Could you copy out all of the records below word for word, leaving the pictures out?

Records of where elements are located:
::::
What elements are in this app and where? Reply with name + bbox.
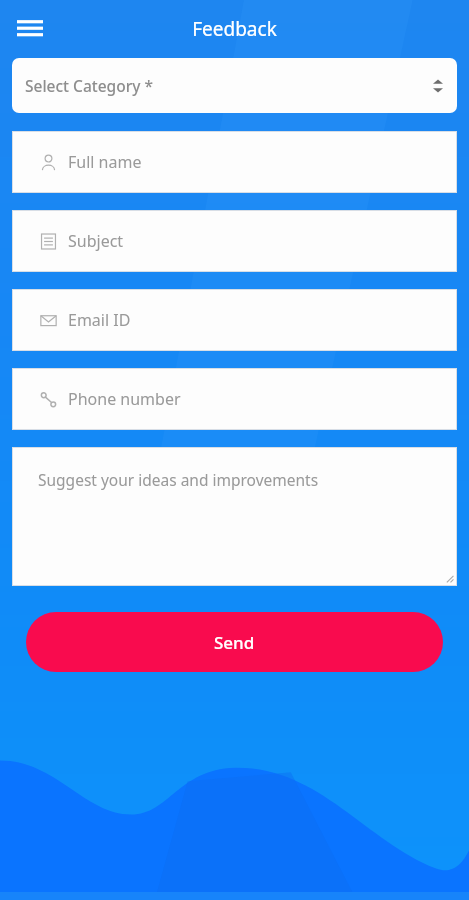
button[interactable]: Phone number xyxy=(12,368,457,430)
staticText: Suggest your ideas and improvements xyxy=(38,469,319,490)
button[interactable]: Send xyxy=(26,612,443,672)
staticText: Select Category * xyxy=(25,75,153,96)
staticText: Phone number xyxy=(68,388,181,410)
staticText: Full name xyxy=(68,151,142,173)
button[interactable]: Suggest your ideas and improvements xyxy=(12,447,457,586)
button[interactable]: Full name xyxy=(12,131,457,193)
staticText: Feedback xyxy=(192,16,277,42)
button[interactable]: Open navigation menu xyxy=(8,7,52,51)
staticText: Subject xyxy=(68,230,124,252)
button[interactable]: Subject xyxy=(12,210,457,272)
staticText: Email ID xyxy=(68,309,131,331)
button[interactable]: Email ID xyxy=(12,289,457,351)
button[interactable]: Select Category * xyxy=(12,58,457,113)
staticText: Send xyxy=(214,631,255,654)
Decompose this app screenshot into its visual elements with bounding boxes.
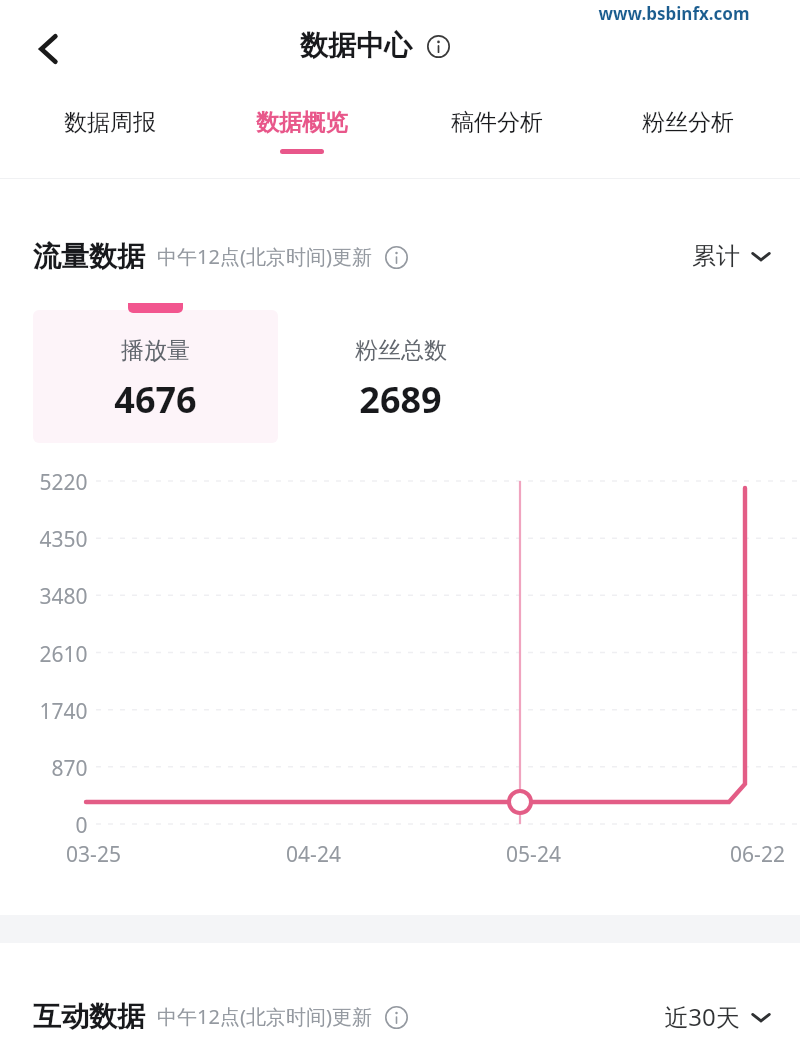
staticText: 累计 — [692, 241, 740, 271]
button[interactable] — [33, 310, 278, 443]
staticText: 2610 — [39, 640, 88, 669]
button[interactable]: 累计 — [686, 233, 778, 279]
staticText: 数据周报 — [64, 108, 156, 137]
staticText: 4350 — [39, 525, 88, 554]
button[interactable]: Info — [382, 1003, 410, 1031]
staticText: 粉丝分析 — [642, 108, 734, 137]
staticText: 04-24 — [286, 840, 341, 869]
staticText: 粉丝总数 — [355, 336, 447, 365]
button[interactable]: Info — [382, 243, 410, 271]
button[interactable]: Info — [422, 30, 454, 62]
button[interactable]: 数据概览 — [214, 100, 390, 172]
staticText: www.bsbinfx.com — [598, 2, 750, 25]
staticText: 播放量 — [121, 336, 190, 365]
staticText: 1740 — [39, 697, 88, 726]
staticText: 3480 — [39, 582, 88, 611]
staticText: 稿件分析 — [451, 108, 543, 137]
button[interactable]: 粉丝分析 — [600, 100, 776, 172]
staticText: 数据概览 — [256, 108, 348, 137]
staticText: 数据中心 — [300, 28, 412, 63]
staticText: 近30天 — [664, 1000, 740, 1033]
button[interactable]: 稿件分析 — [409, 100, 585, 172]
button[interactable]: 数据周报 — [22, 100, 198, 172]
staticText: 05-24 — [506, 840, 561, 869]
staticText: 06-22 — [730, 840, 785, 869]
staticText: 互动数据 — [33, 999, 145, 1034]
staticText: 0 — [75, 811, 88, 840]
staticText: 03-25 — [66, 840, 121, 869]
staticText: 中午12点(北京时间)更新 — [157, 243, 372, 270]
staticText: 中午12点(北京时间)更新 — [157, 1003, 372, 1030]
staticText: 4676 — [114, 375, 197, 424]
staticText: 流量数据 — [33, 239, 145, 274]
staticText: 2689 — [359, 375, 442, 424]
staticText: 5220 — [39, 468, 88, 497]
button[interactable]: 粉丝总数 — [278, 310, 523, 424]
button[interactable]: Back — [18, 18, 80, 80]
staticText: 870 — [51, 754, 88, 783]
button[interactable]: 近30天 — [658, 992, 778, 1041]
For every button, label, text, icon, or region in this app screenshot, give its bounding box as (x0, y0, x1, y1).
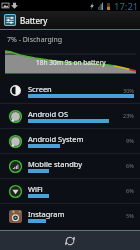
button[interactable]: Instagram (0, 204, 140, 228)
staticText: 6% (126, 187, 134, 194)
staticText: 7% - Discharging (7, 35, 63, 45)
staticText: 9% (126, 137, 134, 144)
staticText: WiFi (28, 184, 126, 194)
button[interactable]: Android OS (0, 104, 140, 128)
button[interactable]: WiFi (0, 179, 140, 203)
staticText: Android System (28, 134, 126, 144)
staticText: 17:21 (114, 0, 139, 11)
staticText: Android OS (28, 109, 123, 119)
staticText: Screen (28, 84, 123, 94)
button[interactable]: Android System (0, 129, 140, 153)
button[interactable]: Battery (0, 11, 140, 29)
staticText: Instagram (28, 209, 126, 219)
staticText: 30% (123, 87, 134, 94)
staticText: Battery (20, 15, 48, 26)
staticText: Mobile standby (28, 159, 126, 169)
button[interactable]: Screen (0, 78, 140, 103)
button[interactable]: Refresh (62, 233, 78, 249)
staticText: 18h 30m 9s on battery (36, 58, 106, 67)
button[interactable]: Mobile standby (0, 154, 140, 178)
staticText: 5% (126, 212, 134, 219)
staticText: 6% (126, 162, 134, 169)
staticText: 23% (123, 112, 134, 119)
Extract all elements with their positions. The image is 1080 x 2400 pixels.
::::
• _FINISHED TASK_:
What elements are in this app and where? Reply with name + bbox.
button[interactable]: Phone number xyxy=(12,368,457,430)
staticText: Suggest your ideas and improvements xyxy=(38,469,319,490)
button[interactable]: Send xyxy=(26,612,443,672)
staticText: Select Category * xyxy=(25,75,153,96)
staticText: Phone number xyxy=(68,388,181,410)
staticText: Full name xyxy=(68,151,142,173)
button[interactable]: Suggest your ideas and improvements xyxy=(12,447,457,586)
button[interactable]: Full name xyxy=(12,131,457,193)
staticText: Feedback xyxy=(192,16,277,42)
button[interactable]: Open navigation menu xyxy=(8,7,52,51)
staticText: Subject xyxy=(68,230,124,252)
button[interactable]: Subject xyxy=(12,210,457,272)
staticText: Email ID xyxy=(68,309,131,331)
button[interactable]: Email ID xyxy=(12,289,457,351)
button[interactable]: Select Category * xyxy=(12,58,457,113)
staticText: Send xyxy=(214,631,255,654)
Decompose this app screenshot into its visual elements with bounding boxes.
staticText: 累计 — [692, 241, 740, 271]
button[interactable] — [33, 310, 278, 443]
staticText: 2610 — [39, 640, 88, 669]
button[interactable]: 累计 — [686, 233, 778, 279]
staticText: 数据周报 — [64, 108, 156, 137]
staticText: 4350 — [39, 525, 88, 554]
button[interactable]: Info — [382, 1003, 410, 1031]
staticText: 粉丝分析 — [642, 108, 734, 137]
staticText: 04-24 — [286, 840, 341, 869]
staticText: 粉丝总数 — [355, 336, 447, 365]
button[interactable]: Info — [382, 243, 410, 271]
button[interactable]: Info — [422, 30, 454, 62]
button[interactable]: 数据概览 — [214, 100, 390, 172]
staticText: www.bsbinfx.com — [598, 2, 750, 25]
staticText: 播放量 — [121, 336, 190, 365]
staticText: 1740 — [39, 697, 88, 726]
staticText: 3480 — [39, 582, 88, 611]
staticText: 稿件分析 — [451, 108, 543, 137]
button[interactable]: 粉丝分析 — [600, 100, 776, 172]
staticText: 数据概览 — [256, 108, 348, 137]
staticText: 数据中心 — [300, 28, 412, 63]
staticText: 近30天 — [664, 1000, 740, 1033]
button[interactable]: 稿件分析 — [409, 100, 585, 172]
button[interactable]: 数据周报 — [22, 100, 198, 172]
staticText: 05-24 — [506, 840, 561, 869]
staticText: 06-22 — [730, 840, 785, 869]
staticText: 互动数据 — [33, 999, 145, 1034]
staticText: 0 — [75, 811, 88, 840]
staticText: 03-25 — [66, 840, 121, 869]
staticText: 中午12点(北京时间)更新 — [157, 243, 372, 270]
staticText: 中午12点(北京时间)更新 — [157, 1003, 372, 1030]
staticText: 4676 — [114, 375, 197, 424]
staticText: 流量数据 — [33, 239, 145, 274]
staticText: 2689 — [359, 375, 442, 424]
staticText: 5220 — [39, 468, 88, 497]
button[interactable]: 粉丝总数 — [278, 310, 523, 424]
button[interactable]: Back — [18, 18, 80, 80]
staticText: 870 — [51, 754, 88, 783]
button[interactable]: 近30天 — [658, 992, 778, 1041]
For every button, label, text, icon, or region in this app screenshot, give its bounding box as (x0, y0, x1, y1).
button[interactable]: Instagram (0, 204, 140, 228)
staticText: 6% (126, 187, 134, 194)
staticText: 7% - Discharging (7, 35, 63, 45)
staticText: 9% (126, 137, 134, 144)
staticText: WiFi (28, 184, 126, 194)
button[interactable]: Android OS (0, 104, 140, 128)
button[interactable]: WiFi (0, 179, 140, 203)
staticText: Android System (28, 134, 126, 144)
staticText: 17:21 (114, 0, 139, 11)
staticText: Android OS (28, 109, 123, 119)
staticText: Screen (28, 84, 123, 94)
button[interactable]: Android System (0, 129, 140, 153)
button[interactable]: Battery (0, 11, 140, 29)
staticText: Instagram (28, 209, 126, 219)
staticText: 30% (123, 87, 134, 94)
staticText: Battery (20, 15, 48, 26)
staticText: Mobile standby (28, 159, 126, 169)
button[interactable]: Screen (0, 78, 140, 103)
button[interactable]: Refresh (62, 233, 78, 249)
staticText: 18h 30m 9s on battery (36, 58, 106, 67)
button[interactable]: Mobile standby (0, 154, 140, 178)
staticText: 5% (126, 212, 134, 219)
staticText: 6% (126, 162, 134, 169)
staticText: 23% (123, 112, 134, 119)
Extract all elements with their positions. The image is 1080 x 2400 pixels.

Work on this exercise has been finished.